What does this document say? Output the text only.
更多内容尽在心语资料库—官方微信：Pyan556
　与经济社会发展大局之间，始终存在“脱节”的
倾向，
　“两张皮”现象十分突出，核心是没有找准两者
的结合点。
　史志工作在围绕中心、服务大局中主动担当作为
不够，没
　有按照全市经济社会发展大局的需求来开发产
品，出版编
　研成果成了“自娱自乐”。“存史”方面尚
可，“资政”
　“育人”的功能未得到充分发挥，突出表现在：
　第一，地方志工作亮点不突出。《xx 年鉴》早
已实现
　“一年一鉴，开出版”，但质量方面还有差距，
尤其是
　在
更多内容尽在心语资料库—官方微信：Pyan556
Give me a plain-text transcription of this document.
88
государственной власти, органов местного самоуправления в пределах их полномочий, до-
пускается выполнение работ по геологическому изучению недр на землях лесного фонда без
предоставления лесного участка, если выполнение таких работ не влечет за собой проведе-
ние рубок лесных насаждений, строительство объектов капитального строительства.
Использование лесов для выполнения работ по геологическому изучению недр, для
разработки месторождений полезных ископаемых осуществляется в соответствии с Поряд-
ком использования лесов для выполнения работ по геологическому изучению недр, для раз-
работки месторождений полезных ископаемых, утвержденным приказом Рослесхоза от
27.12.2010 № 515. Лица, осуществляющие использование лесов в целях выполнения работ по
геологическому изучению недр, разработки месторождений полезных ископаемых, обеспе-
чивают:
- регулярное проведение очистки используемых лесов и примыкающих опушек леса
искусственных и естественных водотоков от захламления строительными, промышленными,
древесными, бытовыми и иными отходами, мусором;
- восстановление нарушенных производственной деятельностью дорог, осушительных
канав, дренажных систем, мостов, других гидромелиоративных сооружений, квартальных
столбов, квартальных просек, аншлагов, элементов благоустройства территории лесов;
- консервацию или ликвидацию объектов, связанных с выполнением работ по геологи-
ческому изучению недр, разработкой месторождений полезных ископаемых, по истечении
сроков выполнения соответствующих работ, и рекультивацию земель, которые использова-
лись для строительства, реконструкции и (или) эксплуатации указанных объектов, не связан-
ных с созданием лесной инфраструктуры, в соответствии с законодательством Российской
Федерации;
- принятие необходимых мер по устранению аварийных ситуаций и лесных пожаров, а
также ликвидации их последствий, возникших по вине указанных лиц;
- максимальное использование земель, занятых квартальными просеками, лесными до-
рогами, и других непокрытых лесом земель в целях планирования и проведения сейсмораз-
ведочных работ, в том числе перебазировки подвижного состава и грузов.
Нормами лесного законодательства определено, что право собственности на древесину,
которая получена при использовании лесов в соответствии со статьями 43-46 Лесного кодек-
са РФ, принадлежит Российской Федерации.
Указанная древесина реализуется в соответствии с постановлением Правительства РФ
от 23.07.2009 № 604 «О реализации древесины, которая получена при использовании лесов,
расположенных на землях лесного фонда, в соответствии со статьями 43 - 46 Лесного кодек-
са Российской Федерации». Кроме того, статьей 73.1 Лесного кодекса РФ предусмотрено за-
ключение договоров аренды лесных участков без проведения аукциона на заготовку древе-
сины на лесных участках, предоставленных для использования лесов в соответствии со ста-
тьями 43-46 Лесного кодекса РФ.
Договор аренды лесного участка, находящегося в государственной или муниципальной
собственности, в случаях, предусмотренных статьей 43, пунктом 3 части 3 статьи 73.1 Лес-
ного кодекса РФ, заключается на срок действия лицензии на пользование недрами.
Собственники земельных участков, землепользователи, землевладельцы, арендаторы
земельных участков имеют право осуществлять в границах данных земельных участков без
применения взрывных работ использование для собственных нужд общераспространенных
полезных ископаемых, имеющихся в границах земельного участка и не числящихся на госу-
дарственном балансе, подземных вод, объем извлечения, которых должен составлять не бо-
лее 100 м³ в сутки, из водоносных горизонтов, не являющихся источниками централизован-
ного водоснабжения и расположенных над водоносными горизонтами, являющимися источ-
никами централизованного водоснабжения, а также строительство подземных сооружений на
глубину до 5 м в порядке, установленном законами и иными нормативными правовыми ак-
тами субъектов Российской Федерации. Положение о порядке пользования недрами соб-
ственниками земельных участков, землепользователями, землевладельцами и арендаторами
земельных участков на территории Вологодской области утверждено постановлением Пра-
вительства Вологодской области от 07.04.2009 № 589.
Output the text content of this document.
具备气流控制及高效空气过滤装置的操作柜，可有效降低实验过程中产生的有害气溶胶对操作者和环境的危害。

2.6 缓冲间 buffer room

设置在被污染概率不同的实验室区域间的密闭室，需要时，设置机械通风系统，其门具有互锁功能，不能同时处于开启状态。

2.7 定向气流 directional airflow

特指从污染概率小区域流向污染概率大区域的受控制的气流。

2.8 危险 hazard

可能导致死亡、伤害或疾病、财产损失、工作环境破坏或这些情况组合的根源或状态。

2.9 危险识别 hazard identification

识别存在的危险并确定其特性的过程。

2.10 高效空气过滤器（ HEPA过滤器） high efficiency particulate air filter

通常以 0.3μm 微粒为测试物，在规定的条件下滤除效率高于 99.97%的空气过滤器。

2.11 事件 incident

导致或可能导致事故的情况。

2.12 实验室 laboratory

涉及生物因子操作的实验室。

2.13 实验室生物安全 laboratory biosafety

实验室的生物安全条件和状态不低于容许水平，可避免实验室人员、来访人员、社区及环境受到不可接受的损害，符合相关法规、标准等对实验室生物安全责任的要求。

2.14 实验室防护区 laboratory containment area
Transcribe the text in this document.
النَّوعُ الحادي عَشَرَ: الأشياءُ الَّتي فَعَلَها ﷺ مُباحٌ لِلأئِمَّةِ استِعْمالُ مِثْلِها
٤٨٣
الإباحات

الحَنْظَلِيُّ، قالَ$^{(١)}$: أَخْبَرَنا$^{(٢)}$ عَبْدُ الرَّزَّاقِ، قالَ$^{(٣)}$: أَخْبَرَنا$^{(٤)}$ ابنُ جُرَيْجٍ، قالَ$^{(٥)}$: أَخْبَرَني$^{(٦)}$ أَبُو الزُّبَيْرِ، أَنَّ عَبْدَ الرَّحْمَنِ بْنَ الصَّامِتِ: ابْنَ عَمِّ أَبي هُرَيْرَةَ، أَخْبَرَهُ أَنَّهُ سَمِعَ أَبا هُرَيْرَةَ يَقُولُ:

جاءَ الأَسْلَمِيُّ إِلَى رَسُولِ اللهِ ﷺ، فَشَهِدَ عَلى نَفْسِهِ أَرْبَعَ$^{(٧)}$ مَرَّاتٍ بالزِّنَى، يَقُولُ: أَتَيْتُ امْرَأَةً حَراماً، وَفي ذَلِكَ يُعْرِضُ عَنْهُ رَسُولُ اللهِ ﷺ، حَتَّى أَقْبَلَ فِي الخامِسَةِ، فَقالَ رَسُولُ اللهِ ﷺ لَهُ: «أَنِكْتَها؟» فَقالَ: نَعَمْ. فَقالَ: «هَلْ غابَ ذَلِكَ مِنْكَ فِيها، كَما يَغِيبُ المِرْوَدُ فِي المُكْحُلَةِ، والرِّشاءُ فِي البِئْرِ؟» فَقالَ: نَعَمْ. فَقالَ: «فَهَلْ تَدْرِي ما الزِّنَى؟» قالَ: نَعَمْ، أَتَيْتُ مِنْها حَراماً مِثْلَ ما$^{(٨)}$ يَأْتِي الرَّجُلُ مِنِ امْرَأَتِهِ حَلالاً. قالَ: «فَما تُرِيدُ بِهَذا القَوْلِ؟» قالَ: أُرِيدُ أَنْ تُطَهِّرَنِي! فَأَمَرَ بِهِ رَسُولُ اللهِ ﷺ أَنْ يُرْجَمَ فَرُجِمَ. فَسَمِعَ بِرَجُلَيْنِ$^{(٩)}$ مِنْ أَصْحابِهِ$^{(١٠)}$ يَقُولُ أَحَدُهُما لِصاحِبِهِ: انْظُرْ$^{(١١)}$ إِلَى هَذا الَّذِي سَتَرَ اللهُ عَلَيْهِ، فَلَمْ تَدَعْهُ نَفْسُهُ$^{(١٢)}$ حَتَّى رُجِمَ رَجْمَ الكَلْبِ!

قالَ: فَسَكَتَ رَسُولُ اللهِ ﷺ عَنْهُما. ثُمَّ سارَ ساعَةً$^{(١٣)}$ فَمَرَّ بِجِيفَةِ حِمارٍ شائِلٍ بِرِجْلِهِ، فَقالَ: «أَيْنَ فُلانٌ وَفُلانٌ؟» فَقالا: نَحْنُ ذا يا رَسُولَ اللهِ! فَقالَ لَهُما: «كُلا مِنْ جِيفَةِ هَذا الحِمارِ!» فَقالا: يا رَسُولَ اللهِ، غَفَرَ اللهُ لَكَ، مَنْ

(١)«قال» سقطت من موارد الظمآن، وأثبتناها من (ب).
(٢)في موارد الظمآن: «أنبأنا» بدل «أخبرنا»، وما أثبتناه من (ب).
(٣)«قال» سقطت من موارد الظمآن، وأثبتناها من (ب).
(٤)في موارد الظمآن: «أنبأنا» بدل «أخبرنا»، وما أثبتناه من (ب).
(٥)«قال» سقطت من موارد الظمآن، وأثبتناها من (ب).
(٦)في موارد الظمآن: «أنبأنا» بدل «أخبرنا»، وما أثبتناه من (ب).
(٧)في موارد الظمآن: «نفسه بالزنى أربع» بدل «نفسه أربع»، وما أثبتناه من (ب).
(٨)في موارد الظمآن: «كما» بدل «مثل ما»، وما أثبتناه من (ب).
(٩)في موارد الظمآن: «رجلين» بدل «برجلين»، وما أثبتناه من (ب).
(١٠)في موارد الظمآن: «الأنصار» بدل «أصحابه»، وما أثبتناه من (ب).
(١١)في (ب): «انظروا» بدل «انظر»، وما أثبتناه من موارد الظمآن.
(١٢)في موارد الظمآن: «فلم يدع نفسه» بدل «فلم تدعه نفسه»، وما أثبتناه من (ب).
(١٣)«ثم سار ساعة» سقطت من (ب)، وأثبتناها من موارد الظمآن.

◆ ◆ ◆ ◆ ◆

**STATED PROBLEM:**
Check each line of the records above for the string "Российской", and report every line that has it.

**SOLUTION:**
ных с созданием лесной инфраструктуры, в соответствии с законодательством Российской
са РФ, принадлежит Российской Федерации.
са Российской Федерации». Кроме того, статьей 73.1 Лесного кодекса РФ предусмотрено за-
тами субъектов Российской Федерации. Положение о порядке пользования недрами соб-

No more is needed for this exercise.